» **RECORD LIST**
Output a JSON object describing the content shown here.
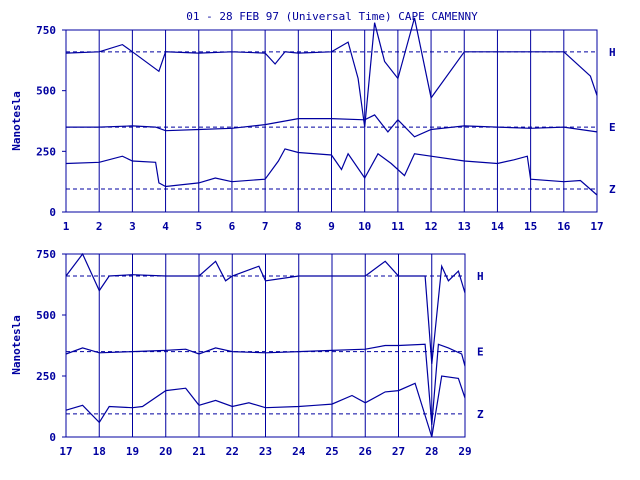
{
  "chart_data": [
    {
      "type": "line",
      "title": "01 - 28 FEB 97 (Universal Time) CAPE CAMENNY",
      "ylabel": "Nanotesla",
      "ylim": [
        0,
        750
      ],
      "yticks": [
        0,
        250,
        500,
        750
      ],
      "xlim": [
        1,
        17
      ],
      "xticks": [
        "1",
        "2",
        "3",
        "4",
        "5",
        "6",
        "7",
        "8",
        "9",
        "10",
        "11",
        "12",
        "13",
        "14",
        "15",
        "16",
        "17"
      ],
      "grid": "vertical lines at each day",
      "baselines": {
        "H": 660,
        "E": 350,
        "Z": 95
      },
      "series": [
        {
          "name": "H",
          "values": [
            [
              1,
              655
            ],
            [
              2,
              660
            ],
            [
              2.7,
              690
            ],
            [
              3,
              660
            ],
            [
              3.8,
              580
            ],
            [
              4,
              660
            ],
            [
              5,
              655
            ],
            [
              6,
              660
            ],
            [
              7,
              655
            ],
            [
              7.3,
              610
            ],
            [
              7.6,
              660
            ],
            [
              8,
              655
            ],
            [
              9,
              660
            ],
            [
              9.5,
              700
            ],
            [
              9.8,
              550
            ],
            [
              10,
              350
            ],
            [
              10.3,
              780
            ],
            [
              10.6,
              620
            ],
            [
              11,
              550
            ],
            [
              11.5,
              800
            ],
            [
              12,
              470
            ],
            [
              13,
              660
            ],
            [
              14,
              660
            ],
            [
              15,
              660
            ],
            [
              16,
              660
            ],
            [
              16.8,
              560
            ],
            [
              17,
              480
            ]
          ]
        },
        {
          "name": "E",
          "values": [
            [
              1,
              350
            ],
            [
              2,
              350
            ],
            [
              3,
              355
            ],
            [
              3.7,
              350
            ],
            [
              4,
              335
            ],
            [
              5,
              340
            ],
            [
              6,
              345
            ],
            [
              7,
              360
            ],
            [
              8,
              385
            ],
            [
              9,
              385
            ],
            [
              10,
              380
            ],
            [
              10.3,
              400
            ],
            [
              10.7,
              330
            ],
            [
              11,
              380
            ],
            [
              11.5,
              310
            ],
            [
              12,
              340
            ],
            [
              13,
              355
            ],
            [
              14,
              350
            ],
            [
              15,
              345
            ],
            [
              16,
              350
            ],
            [
              17,
              330
            ]
          ]
        },
        {
          "name": "Z",
          "values": [
            [
              1,
              200
            ],
            [
              2,
              205
            ],
            [
              2.7,
              230
            ],
            [
              3,
              210
            ],
            [
              3.7,
              205
            ],
            [
              3.8,
              120
            ],
            [
              4,
              105
            ],
            [
              5,
              120
            ],
            [
              5.5,
              140
            ],
            [
              6,
              125
            ],
            [
              7,
              135
            ],
            [
              7.4,
              210
            ],
            [
              7.6,
              260
            ],
            [
              8,
              245
            ],
            [
              9,
              235
            ],
            [
              9.3,
              175
            ],
            [
              9.5,
              240
            ],
            [
              10,
              140
            ],
            [
              10.4,
              240
            ],
            [
              10.8,
              200
            ],
            [
              11.2,
              150
            ],
            [
              11.5,
              240
            ],
            [
              12,
              230
            ],
            [
              13,
              210
            ],
            [
              14,
              200
            ],
            [
              14.5,
              215
            ],
            [
              14.9,
              230
            ],
            [
              15,
              135
            ],
            [
              16,
              125
            ],
            [
              16.5,
              130
            ],
            [
              17,
              70
            ]
          ]
        }
      ]
    },
    {
      "type": "line",
      "title": "",
      "ylabel": "Nanotesla",
      "ylim": [
        0,
        750
      ],
      "yticks": [
        0,
        250,
        500,
        750
      ],
      "xlim": [
        17,
        29
      ],
      "xticks": [
        "17",
        "18",
        "19",
        "20",
        "21",
        "22",
        "23",
        "24",
        "25",
        "26",
        "27",
        "28",
        "29"
      ],
      "grid": "vertical lines at each day",
      "baselines": {
        "H": 660,
        "E": 350,
        "Z": 95
      },
      "series": [
        {
          "name": "H",
          "values": [
            [
              17,
              660
            ],
            [
              17.5,
              750
            ],
            [
              18,
              600
            ],
            [
              18.3,
              660
            ],
            [
              19,
              665
            ],
            [
              20,
              660
            ],
            [
              20.6,
              660
            ],
            [
              21,
              660
            ],
            [
              21.5,
              720
            ],
            [
              21.8,
              640
            ],
            [
              22,
              660
            ],
            [
              22.8,
              700
            ],
            [
              23,
              640
            ],
            [
              24,
              660
            ],
            [
              25,
              660
            ],
            [
              25.5,
              660
            ],
            [
              26,
              660
            ],
            [
              26.6,
              720
            ],
            [
              27,
              660
            ],
            [
              27.8,
              660
            ],
            [
              28,
              300
            ],
            [
              28.3,
              700
            ],
            [
              28.5,
              640
            ],
            [
              28.8,
              680
            ],
            [
              29,
              590
            ]
          ]
        },
        {
          "name": "E",
          "values": [
            [
              17,
              340
            ],
            [
              17.5,
              365
            ],
            [
              18,
              345
            ],
            [
              19,
              350
            ],
            [
              20,
              355
            ],
            [
              20.6,
              360
            ],
            [
              21,
              340
            ],
            [
              21.5,
              365
            ],
            [
              22,
              350
            ],
            [
              23,
              345
            ],
            [
              24,
              350
            ],
            [
              25,
              355
            ],
            [
              26,
              360
            ],
            [
              26.6,
              375
            ],
            [
              27,
              375
            ],
            [
              27.8,
              380
            ],
            [
              28,
              50
            ],
            [
              28.2,
              380
            ],
            [
              28.5,
              365
            ],
            [
              28.9,
              340
            ],
            [
              29,
              290
            ]
          ]
        },
        {
          "name": "Z",
          "values": [
            [
              17,
              110
            ],
            [
              17.5,
              130
            ],
            [
              18,
              60
            ],
            [
              18.3,
              125
            ],
            [
              19,
              120
            ],
            [
              19.3,
              125
            ],
            [
              20,
              190
            ],
            [
              20.6,
              200
            ],
            [
              21,
              130
            ],
            [
              21.5,
              150
            ],
            [
              22,
              125
            ],
            [
              22.5,
              140
            ],
            [
              23,
              120
            ],
            [
              24,
              125
            ],
            [
              24.5,
              130
            ],
            [
              25,
              135
            ],
            [
              25.6,
              170
            ],
            [
              26,
              140
            ],
            [
              26.6,
              185
            ],
            [
              27,
              190
            ],
            [
              27.5,
              220
            ],
            [
              28,
              0
            ],
            [
              28.3,
              250
            ],
            [
              28.8,
              240
            ],
            [
              29,
              160
            ]
          ]
        }
      ]
    }
  ]
}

» **REQUIRED WORK**
Repeat everything in the records precisely. Images are excluded from the copy.

» **RESPONSE**
Output a JSON object describing the content shown here.
{
  "chart_data": [
    {
      "type": "line",
      "title": "01 - 28 FEB 97 (Universal Time) CAPE CAMENNY",
      "ylabel": "Nanotesla",
      "ylim": [
        0,
        750
      ],
      "yticks": [
        0,
        250,
        500,
        750
      ],
      "xlim": [
        1,
        17
      ],
      "xticks": [
        "1",
        "2",
        "3",
        "4",
        "5",
        "6",
        "7",
        "8",
        "9",
        "10",
        "11",
        "12",
        "13",
        "14",
        "15",
        "16",
        "17"
      ],
      "grid": "vertical lines at each day",
      "baselines": {
        "H": 660,
        "E": 350,
        "Z": 95
      },
      "series": [
        {
          "name": "H",
          "values": [
            [
              1,
              655
            ],
            [
              2,
              660
            ],
            [
              2.7,
              690
            ],
            [
              3,
              660
            ],
            [
              3.8,
              580
            ],
            [
              4,
              660
            ],
            [
              5,
              655
            ],
            [
              6,
              660
            ],
            [
              7,
              655
            ],
            [
              7.3,
              610
            ],
            [
              7.6,
              660
            ],
            [
              8,
              655
            ],
            [
              9,
              660
            ],
            [
              9.5,
              700
            ],
            [
              9.8,
              550
            ],
            [
              10,
              350
            ],
            [
              10.3,
              780
            ],
            [
              10.6,
              620
            ],
            [
              11,
              550
            ],
            [
              11.5,
              800
            ],
            [
              12,
              470
            ],
            [
              13,
              660
            ],
            [
              14,
              660
            ],
            [
              15,
              660
            ],
            [
              16,
              660
            ],
            [
              16.8,
              560
            ],
            [
              17,
              480
            ]
          ]
        },
        {
          "name": "E",
          "values": [
            [
              1,
              350
            ],
            [
              2,
              350
            ],
            [
              3,
              355
            ],
            [
              3.7,
              350
            ],
            [
              4,
              335
            ],
            [
              5,
              340
            ],
            [
              6,
              345
            ],
            [
              7,
              360
            ],
            [
              8,
              385
            ],
            [
              9,
              385
            ],
            [
              10,
              380
            ],
            [
              10.3,
              400
            ],
            [
              10.7,
              330
            ],
            [
              11,
              380
            ],
            [
              11.5,
              310
            ],
            [
              12,
              340
            ],
            [
              13,
              355
            ],
            [
              14,
              350
            ],
            [
              15,
              345
            ],
            [
              16,
              350
            ],
            [
              17,
              330
            ]
          ]
        },
        {
          "name": "Z",
          "values": [
            [
              1,
              200
            ],
            [
              2,
              205
            ],
            [
              2.7,
              230
            ],
            [
              3,
              210
            ],
            [
              3.7,
              205
            ],
            [
              3.8,
              120
            ],
            [
              4,
              105
            ],
            [
              5,
              120
            ],
            [
              5.5,
              140
            ],
            [
              6,
              125
            ],
            [
              7,
              135
            ],
            [
              7.4,
              210
            ],
            [
              7.6,
              260
            ],
            [
              8,
              245
            ],
            [
              9,
              235
            ],
            [
              9.3,
              175
            ],
            [
              9.5,
              240
            ],
            [
              10,
              140
            ],
            [
              10.4,
              240
            ],
            [
              10.8,
              200
            ],
            [
              11.2,
              150
            ],
            [
              11.5,
              240
            ],
            [
              12,
              230
            ],
            [
              13,
              210
            ],
            [
              14,
              200
            ],
            [
              14.5,
              215
            ],
            [
              14.9,
              230
            ],
            [
              15,
              135
            ],
            [
              16,
              125
            ],
            [
              16.5,
              130
            ],
            [
              17,
              70
            ]
          ]
        }
      ]
    },
    {
      "type": "line",
      "title": "",
      "ylabel": "Nanotesla",
      "ylim": [
        0,
        750
      ],
      "yticks": [
        0,
        250,
        500,
        750
      ],
      "xlim": [
        17,
        29
      ],
      "xticks": [
        "17",
        "18",
        "19",
        "20",
        "21",
        "22",
        "23",
        "24",
        "25",
        "26",
        "27",
        "28",
        "29"
      ],
      "grid": "vertical lines at each day",
      "baselines": {
        "H": 660,
        "E": 350,
        "Z": 95
      },
      "series": [
        {
          "name": "H",
          "values": [
            [
              17,
              660
            ],
            [
              17.5,
              750
            ],
            [
              18,
              600
            ],
            [
              18.3,
              660
            ],
            [
              19,
              665
            ],
            [
              20,
              660
            ],
            [
              20.6,
              660
            ],
            [
              21,
              660
            ],
            [
              21.5,
              720
            ],
            [
              21.8,
              640
            ],
            [
              22,
              660
            ],
            [
              22.8,
              700
            ],
            [
              23,
              640
            ],
            [
              24,
              660
            ],
            [
              25,
              660
            ],
            [
              25.5,
              660
            ],
            [
              26,
              660
            ],
            [
              26.6,
              720
            ],
            [
              27,
              660
            ],
            [
              27.8,
              660
            ],
            [
              28,
              300
            ],
            [
              28.3,
              700
            ],
            [
              28.5,
              640
            ],
            [
              28.8,
              680
            ],
            [
              29,
              590
            ]
          ]
        },
        {
          "name": "E",
          "values": [
            [
              17,
              340
            ],
            [
              17.5,
              365
            ],
            [
              18,
              345
            ],
            [
              19,
              350
            ],
            [
              20,
              355
            ],
            [
              20.6,
              360
            ],
            [
              21,
              340
            ],
            [
              21.5,
              365
            ],
            [
              22,
              350
            ],
            [
              23,
              345
            ],
            [
              24,
              350
            ],
            [
              25,
              355
            ],
            [
              26,
              360
            ],
            [
              26.6,
              375
            ],
            [
              27,
              375
            ],
            [
              27.8,
              380
            ],
            [
              28,
              50
            ],
            [
              28.2,
              380
            ],
            [
              28.5,
              365
            ],
            [
              28.9,
              340
            ],
            [
              29,
              290
            ]
          ]
        },
        {
          "name": "Z",
          "values": [
            [
              17,
              110
            ],
            [
              17.5,
              130
            ],
            [
              18,
              60
            ],
            [
              18.3,
              125
            ],
            [
              19,
              120
            ],
            [
              19.3,
              125
            ],
            [
              20,
              190
            ],
            [
              20.6,
              200
            ],
            [
              21,
              130
            ],
            [
              21.5,
              150
            ],
            [
              22,
              125
            ],
            [
              22.5,
              140
            ],
            [
              23,
              120
            ],
            [
              24,
              125
            ],
            [
              24.5,
              130
            ],
            [
              25,
              135
            ],
            [
              25.6,
              170
            ],
            [
              26,
              140
            ],
            [
              26.6,
              185
            ],
            [
              27,
              190
            ],
            [
              27.5,
              220
            ],
            [
              28,
              0
            ],
            [
              28.3,
              250
            ],
            [
              28.8,
              240
            ],
            [
              29,
              160
            ]
          ]
        }
      ]
    }
  ]
}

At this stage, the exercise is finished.